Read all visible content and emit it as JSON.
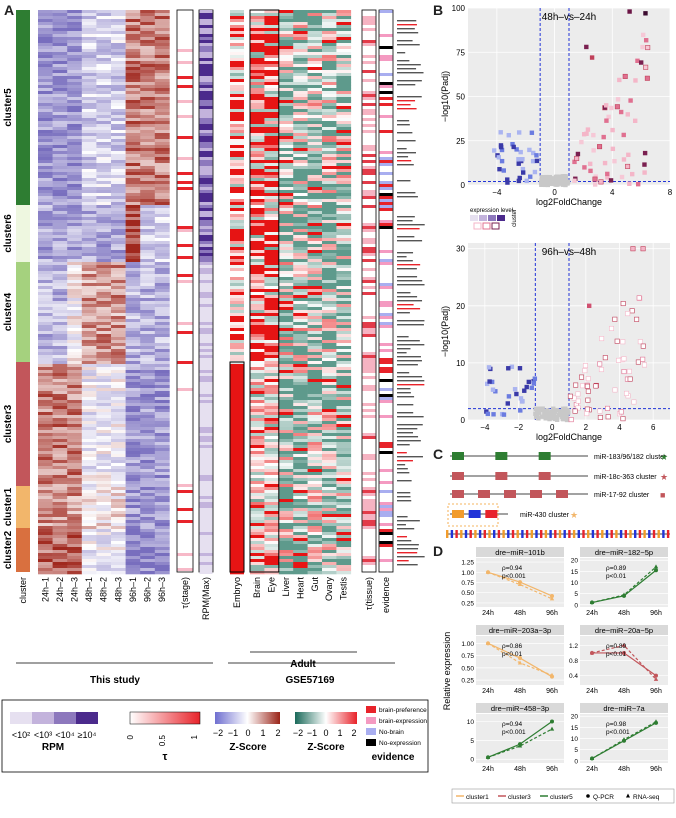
{
  "panels": {
    "A": "A",
    "B": "B",
    "C": "C",
    "D": "D"
  },
  "panel_a": {
    "clusters": [
      {
        "name": "cluster5",
        "color": "#2e7d32"
      },
      {
        "name": "cluster6",
        "color": "#eef7e0"
      },
      {
        "name": "cluster4",
        "color": "#a5d17e"
      },
      {
        "name": "cluster3",
        "color": "#c2565b"
      },
      {
        "name": "cluster1",
        "color": "#f2b66b"
      },
      {
        "name": "cluster2",
        "color": "#d9703f"
      }
    ],
    "columns_this_study": [
      "cluster",
      "24h–1",
      "24h–2",
      "24h–3",
      "48h–1",
      "48h–2",
      "48h–3",
      "96h–1",
      "96h–2",
      "96h–3",
      "τ(stage)",
      "RPM(Max)"
    ],
    "columns_gse": [
      "Embryo",
      "Brain",
      "Eye",
      "Liver",
      "Heart",
      "Gut",
      "Ovary",
      "Testis",
      "τ(tissue)",
      "evidence"
    ],
    "group_this_study": "This study",
    "group_adult": "Adult",
    "group_gse": "GSE57169"
  },
  "legends": {
    "rpm": {
      "ticks": [
        "<10²",
        "<10³",
        "<10⁴",
        "≥10⁴"
      ],
      "title": "RPM",
      "colors": [
        "#e6e0f0",
        "#c3b3dc",
        "#8d78bd",
        "#4b2a8c"
      ]
    },
    "tau": {
      "ticks": [
        "0",
        "0.5",
        "1"
      ],
      "title": "τ"
    },
    "z1": {
      "ticks": [
        "−2",
        "−1",
        "0",
        "1",
        "2"
      ],
      "title": "Z-Score"
    },
    "z2": {
      "ticks": [
        "−2",
        "−1",
        "0",
        "1",
        "2"
      ],
      "title": "Z-Score"
    },
    "evidence": {
      "items": [
        {
          "label": "brain-preference",
          "color": "#e8232a"
        },
        {
          "label": "brain-expression",
          "color": "#f49ac1"
        },
        {
          "label": "No-brain",
          "color": "#a9aef0"
        },
        {
          "label": "No-expression",
          "color": "#000000"
        }
      ],
      "title": "evidence"
    }
  },
  "panel_b": {
    "top": {
      "title": "48h–vs–24h",
      "ylabel": "−log10(Padj)",
      "xlabel": "log2FoldChange",
      "xticks": [
        "−4",
        "0",
        "4",
        "8"
      ],
      "yticks": [
        "0",
        "25",
        "50",
        "75",
        "100"
      ]
    },
    "bottom": {
      "title": "96h–vs–48h",
      "ylabel": "−log10(Padj)",
      "xlabel": "log2FoldChange",
      "xticks": [
        "−4",
        "−2",
        "0",
        "2",
        "4",
        "6"
      ],
      "yticks": [
        "0",
        "10",
        "20",
        "30"
      ]
    },
    "legend_expr": "expression level",
    "legend_cluster": "cluster",
    "legend_ticks": "10² 10³ 10⁴"
  },
  "panel_c": {
    "clusters": [
      {
        "label": "miR-183/96/182 cluster",
        "mark": "★",
        "mark_color": "#2e7d32"
      },
      {
        "label": "miR-18c-363 cluster",
        "mark": "★",
        "mark_color": "#c2565b"
      },
      {
        "label": "miR-17-92 cluster",
        "mark": "■",
        "mark_color": "#c2565b"
      },
      {
        "label": "miR-430 cluster",
        "mark": "★",
        "mark_color": "#f2b66b"
      }
    ]
  },
  "panel_d": {
    "ylabel": "Relative expression",
    "xticks": [
      "24h",
      "48h",
      "96h"
    ],
    "charts": [
      {
        "title": "dre−miR−101b",
        "rho": "ρ=0.94",
        "p": "p<0.001",
        "color": "#f2b66b",
        "yticks": [
          "0.25",
          "0.50",
          "0.75",
          "1.00",
          "1.25"
        ]
      },
      {
        "title": "dre−miR−182−5p",
        "rho": "ρ=0.89",
        "p": "p<0.01",
        "color": "#2e7d32",
        "yticks": [
          "0",
          "5",
          "10",
          "15",
          "20"
        ]
      },
      {
        "title": "dre−miR−203a−3p",
        "rho": "ρ=0.86",
        "p": "p<0.01",
        "color": "#f2b66b",
        "yticks": [
          "0.25",
          "0.50",
          "0.75",
          "1.00"
        ]
      },
      {
        "title": "dre−miR−20a−5p",
        "rho": "ρ=0.89",
        "p": "p<0.01",
        "color": "#c2565b",
        "yticks": [
          "0.4",
          "0.8",
          "1.2"
        ]
      },
      {
        "title": "dre−miR−458−3p",
        "rho": "ρ=0.94",
        "p": "p<0.001",
        "color": "#2e7d32",
        "yticks": [
          "0",
          "5",
          "10"
        ]
      },
      {
        "title": "dre−miR−7a",
        "rho": "ρ=0.98",
        "p": "p<0.001",
        "color": "#2e7d32",
        "yticks": [
          "0",
          "5",
          "10",
          "15",
          "20"
        ]
      }
    ],
    "legend": [
      "cluster1",
      "cluster3",
      "cluster5",
      "Q-PCR",
      "RNA-seq"
    ]
  }
}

▶ _Requirement_: Your task is to list each line of the records with the word "name".

▶ _Worked solution_:
        "name": "cluster5",
        "name": "cluster6",
        "name": "cluster4",
        "name": "cluster3",
        "name": "cluster1",
        "name": "cluster2",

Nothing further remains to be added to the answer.